- Problem to solve: Please transcribe the data that follows without the pictures, keeping every word the same.

── Input for this task ──

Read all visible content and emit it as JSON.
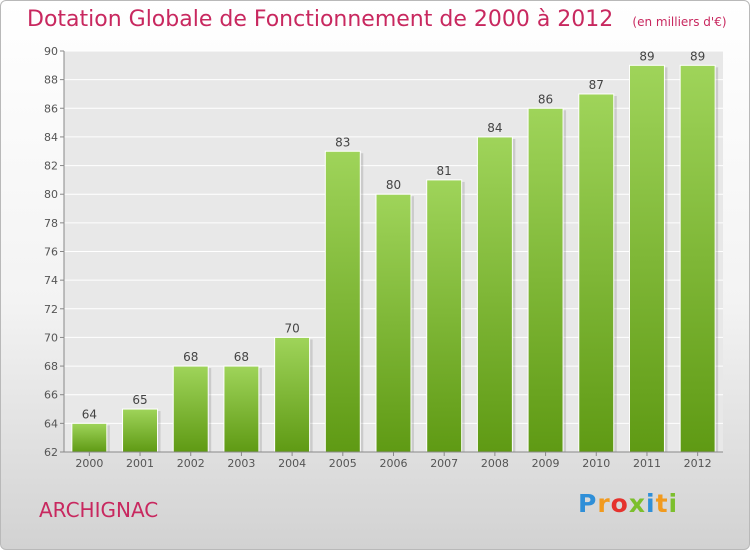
{
  "header": {
    "title": "Dotation Globale de Fonctionnement de 2000 à 2012",
    "subtitle": "(en milliers d'€)"
  },
  "footer": {
    "commune": "ARCHIGNAC",
    "logo": [
      "P",
      "r",
      "o",
      "x",
      "i",
      "t",
      "i"
    ],
    "logo_colors": [
      "#2f8fd8",
      "#f19a1e",
      "#e5322d",
      "#7cbf2d",
      "#2f8fd8",
      "#f19a1e",
      "#7cbf2d"
    ]
  },
  "colors": {
    "accent": "#c8285f",
    "bar_light": "#9fd45a",
    "bar_dark": "#5f9a14",
    "grid": "#ffffff",
    "axis_text": "#555555"
  },
  "chart_data": {
    "type": "bar",
    "title": "Dotation Globale de Fonctionnement de 2000 à 2012",
    "subtitle": "(en milliers d'€)",
    "xlabel": "",
    "ylabel": "",
    "categories": [
      "2000",
      "2001",
      "2002",
      "2003",
      "2004",
      "2005",
      "2006",
      "2007",
      "2008",
      "2009",
      "2010",
      "2011",
      "2012"
    ],
    "values": [
      64,
      65,
      68,
      68,
      70,
      83,
      80,
      81,
      84,
      86,
      87,
      89,
      89
    ],
    "ylim": [
      62,
      90
    ],
    "yticks": [
      62,
      64,
      66,
      68,
      70,
      72,
      74,
      76,
      78,
      80,
      82,
      84,
      86,
      88,
      90
    ],
    "grid": true,
    "legend": "none"
  }
}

───

- Solution to this exercise:
Read all visible content and emit it as JSON.
{
  "header": {
    "title": "Dotation Globale de Fonctionnement de 2000 à 2012",
    "subtitle": "(en milliers d'€)"
  },
  "footer": {
    "commune": "ARCHIGNAC",
    "logo": [
      "P",
      "r",
      "o",
      "x",
      "i",
      "t",
      "i"
    ],
    "logo_colors": [
      "#2f8fd8",
      "#f19a1e",
      "#e5322d",
      "#7cbf2d",
      "#2f8fd8",
      "#f19a1e",
      "#7cbf2d"
    ]
  },
  "colors": {
    "accent": "#c8285f",
    "bar_light": "#9fd45a",
    "bar_dark": "#5f9a14",
    "grid": "#ffffff",
    "axis_text": "#555555"
  },
  "chart_data": {
    "type": "bar",
    "title": "Dotation Globale de Fonctionnement de 2000 à 2012",
    "subtitle": "(en milliers d'€)",
    "xlabel": "",
    "ylabel": "",
    "categories": [
      "2000",
      "2001",
      "2002",
      "2003",
      "2004",
      "2005",
      "2006",
      "2007",
      "2008",
      "2009",
      "2010",
      "2011",
      "2012"
    ],
    "values": [
      64,
      65,
      68,
      68,
      70,
      83,
      80,
      81,
      84,
      86,
      87,
      89,
      89
    ],
    "ylim": [
      62,
      90
    ],
    "yticks": [
      62,
      64,
      66,
      68,
      70,
      72,
      74,
      76,
      78,
      80,
      82,
      84,
      86,
      88,
      90
    ],
    "grid": true,
    "legend": "none"
  }
}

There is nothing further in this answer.